WHAT TO PRODUCE
Look through the records below and collect all lines that hold the string "orcid".

# START OF RECORD SET

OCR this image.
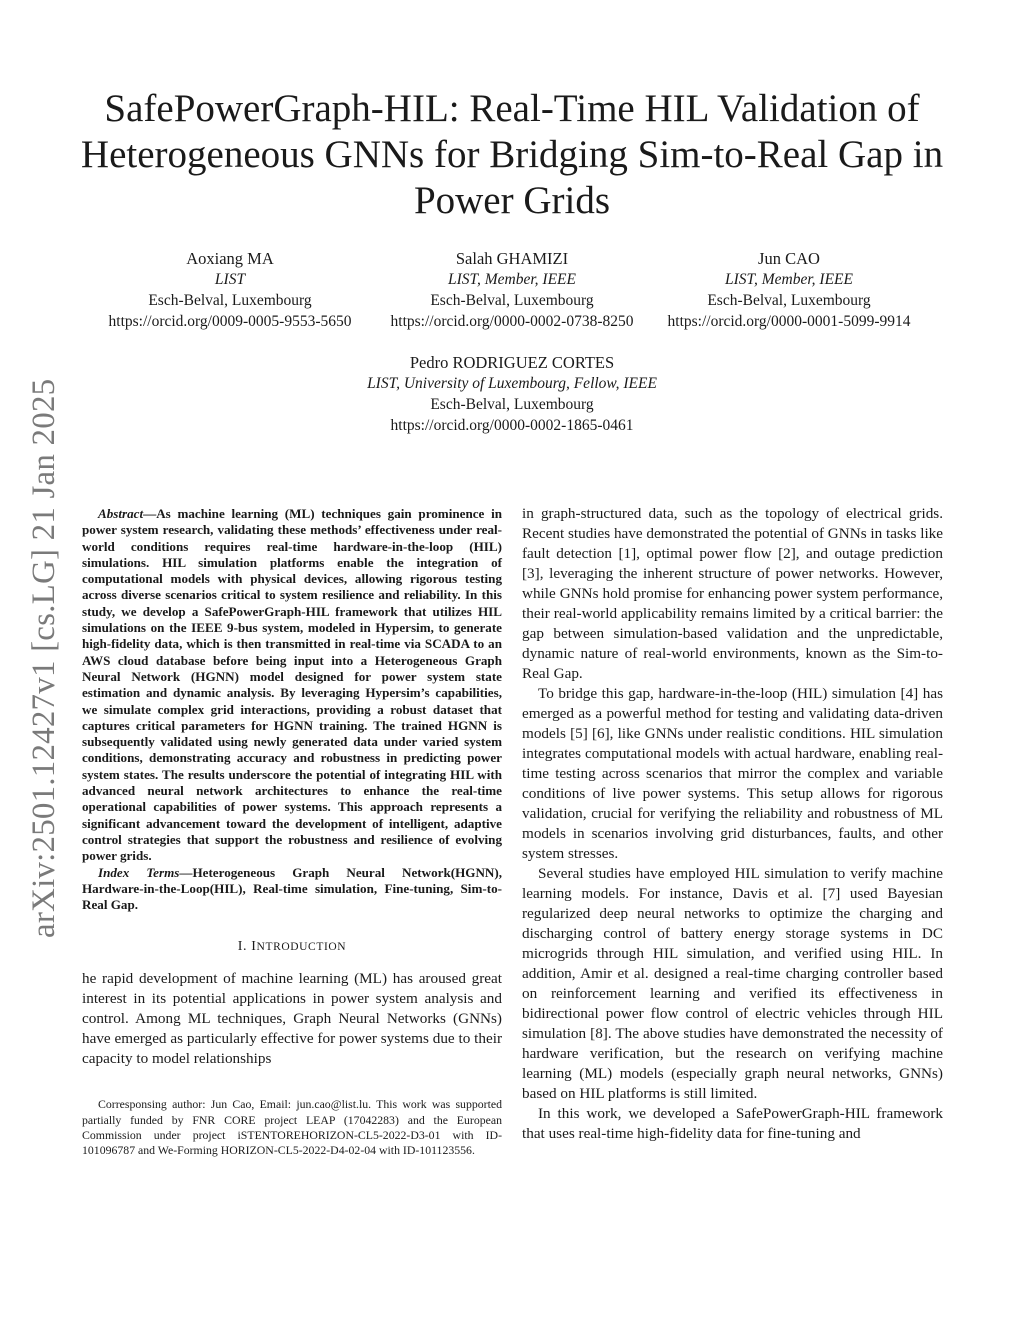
SafePowerGraph-HIL: Real-Time HIL Validation of Heterogeneous GNNs for Bridging Sim-to-Real Gap in Power Grids
Aoxiang MA
LIST
Esch-Belval, Luxembourg
https://orcid.org/0009-0005-9553-5650
Salah GHAMIZI
LIST, Member, IEEE
Esch-Belval, Luxembourg
https://orcid.org/0000-0002-0738-8250
Jun CAO
LIST, Member, IEEE
Esch-Belval, Luxembourg
https://orcid.org/0000-0001-5099-9914
Pedro RODRIGUEZ CORTES
LIST, University of Luxembourg, Fellow, IEEE
Esch-Belval, Luxembourg
https://orcid.org/0000-0002-1865-0461
arXiv:2501.12427v1 [cs.LG] 21 Jan 2025	Abstract—As machine learning (ML) techniques gain prominence in power system research, validating these methods’ effectiveness under real-world conditions requires real-time hardware-in-the-loop (HIL) simulations. HIL simulation platforms enable the integration of computational models with physical devices, allowing rigorous testing across diverse scenarios critical to system resilience and reliability. In this study, we develop a SafePowerGraph-HIL framework that utilizes HIL simulations on the IEEE 9-bus system, modeled in Hypersim, to generate high-fidelity data, which is then transmitted in real-time via SCADA to an AWS cloud database before being input into a Heterogeneous Graph Neural Network (HGNN) model designed for power system state estimation and dynamic analysis. By leveraging Hypersim’s capabilities, we simulate complex grid interactions, providing a robust dataset that captures critical parameters for HGNN training. The trained HGNN is subsequently validated using newly generated data under varied system conditions, demonstrating accuracy and robustness in predicting power system states. The results underscore the potential of integrating HIL with advanced neural network architectures to enhance the real-time operational capabilities of power systems. This approach represents a significant advancement toward the development of intelligent, adaptive control strategies that support the robustness and resilience of evolving power grids.

Index Terms—Heterogeneous Graph Neural Network(HGNN), Hardware-in-the-Loop(HIL), Real-time simulation, Fine-tuning, Sim-to-Real Gap.

I. INTRODUCTION

he rapid development of machine learning (ML) has aroused great interest in its potential applications in power system analysis and control. Among ML techniques, Graph Neural Networks (GNNs) have emerged as particularly effective for power systems due to their capacity to model relationships

Corresponsing author: Jun Cao, Email: jun.cao@list.lu. This work was supported partially funded by FNR CORE project LEAP (17042283) and the European Commission under project iSTENTOREHORIZON-CL5-2022-D3-01 with ID-101096787 and We-Forming HORIZON-CL5-2022-D4-02-04 with ID-101123556.

in graph-structured data, such as the topology of electrical grids. Recent studies have demonstrated the potential of GNNs in tasks like fault detection [1], optimal power flow [2], and outage prediction [3], leveraging the inherent structure of power networks. However, while GNNs hold promise for enhancing power system performance, their real-world applicability remains limited by a critical barrier: the gap between simulation-based validation and the unpredictable, dynamic nature of real-world environments, known as the Sim-to-Real Gap.

To bridge this gap, hardware-in-the-loop (HIL) simulation [4] has emerged as a powerful method for testing and validating data-driven models [5] [6], like GNNs under realistic conditions. HIL simulation integrates computational models with actual hardware, enabling real-time testing across scenarios that mirror the complex and variable conditions of live power systems. This setup allows for rigorous validation, crucial for verifying the reliability and robustness of ML models in scenarios involving grid disturbances, faults, and other system stresses.

Several studies have employed HIL simulation to verify machine learning models. For instance, Davis et al. [7] used Bayesian regularized deep neural networks to optimize the charging and discharging control of battery energy storage systems in DC microgrids through HIL simulation, and verified using HIL. In addition, Amir et al. designed a real-time charging controller based on reinforcement learning and verified its effectiveness in bidirectional power flow control of electric vehicles through HIL simulation [8]. The above studies have demonstrated the necessity of hardware verification, but the research on verifying machine learning (ML) models (especially graph neural networks, GNNs) based on HIL platforms is still limited.

In this work, we developed a SafePowerGraph-HIL framework that uses real-time high-fidelity data for fine-tuning and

# END OF RECORD SET

SOLUTION FOR THIS PROBLEM
https://orcid.org/0009-0005-9553-5650
https://orcid.org/0000-0002-0738-8250
https://orcid.org/0000-0001-5099-9914
https://orcid.org/0000-0002-1865-0461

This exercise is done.